**SET EXERCISE**
Your copy of the material must match it exactly, except that pictures are dropped.

= = = = =

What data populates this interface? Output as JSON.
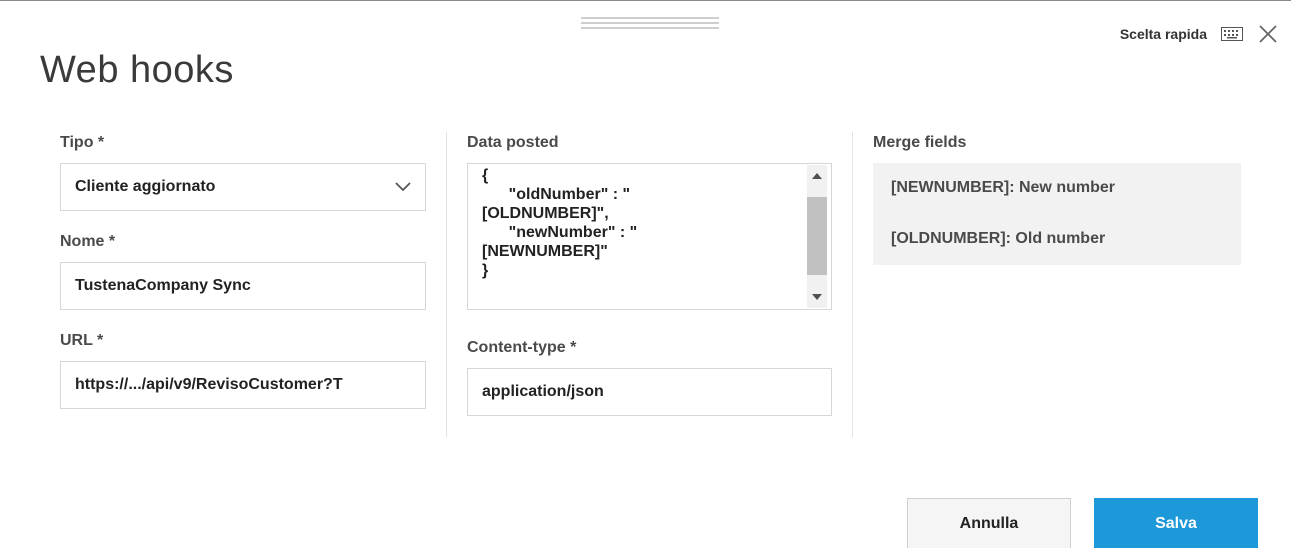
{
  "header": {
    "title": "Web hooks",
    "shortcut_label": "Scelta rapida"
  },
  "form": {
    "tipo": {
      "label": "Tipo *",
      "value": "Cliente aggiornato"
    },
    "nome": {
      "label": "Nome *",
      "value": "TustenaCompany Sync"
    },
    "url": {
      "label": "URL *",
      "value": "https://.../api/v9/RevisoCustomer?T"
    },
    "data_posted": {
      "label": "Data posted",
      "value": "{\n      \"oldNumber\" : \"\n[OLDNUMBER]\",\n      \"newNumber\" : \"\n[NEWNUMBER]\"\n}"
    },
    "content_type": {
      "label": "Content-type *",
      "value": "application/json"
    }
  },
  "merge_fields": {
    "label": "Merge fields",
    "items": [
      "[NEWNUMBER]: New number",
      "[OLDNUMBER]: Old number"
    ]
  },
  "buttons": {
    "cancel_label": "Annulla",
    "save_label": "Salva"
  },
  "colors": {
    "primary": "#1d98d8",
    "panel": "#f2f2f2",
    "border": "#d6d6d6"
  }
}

= = = = =

**RIGHT ANSWER**
What data populates this interface? Output as JSON.
{
  "header": {
    "title": "Web hooks",
    "shortcut_label": "Scelta rapida"
  },
  "form": {
    "tipo": {
      "label": "Tipo *",
      "value": "Cliente aggiornato"
    },
    "nome": {
      "label": "Nome *",
      "value": "TustenaCompany Sync"
    },
    "url": {
      "label": "URL *",
      "value": "https://.../api/v9/RevisoCustomer?T"
    },
    "data_posted": {
      "label": "Data posted",
      "value": "{\n      \"oldNumber\" : \"\n[OLDNUMBER]\",\n      \"newNumber\" : \"\n[NEWNUMBER]\"\n}"
    },
    "content_type": {
      "label": "Content-type *",
      "value": "application/json"
    }
  },
  "merge_fields": {
    "label": "Merge fields",
    "items": [
      "[NEWNUMBER]: New number",
      "[OLDNUMBER]: Old number"
    ]
  },
  "buttons": {
    "cancel_label": "Annulla",
    "save_label": "Salva"
  },
  "colors": {
    "primary": "#1d98d8",
    "panel": "#f2f2f2",
    "border": "#d6d6d6"
  }
}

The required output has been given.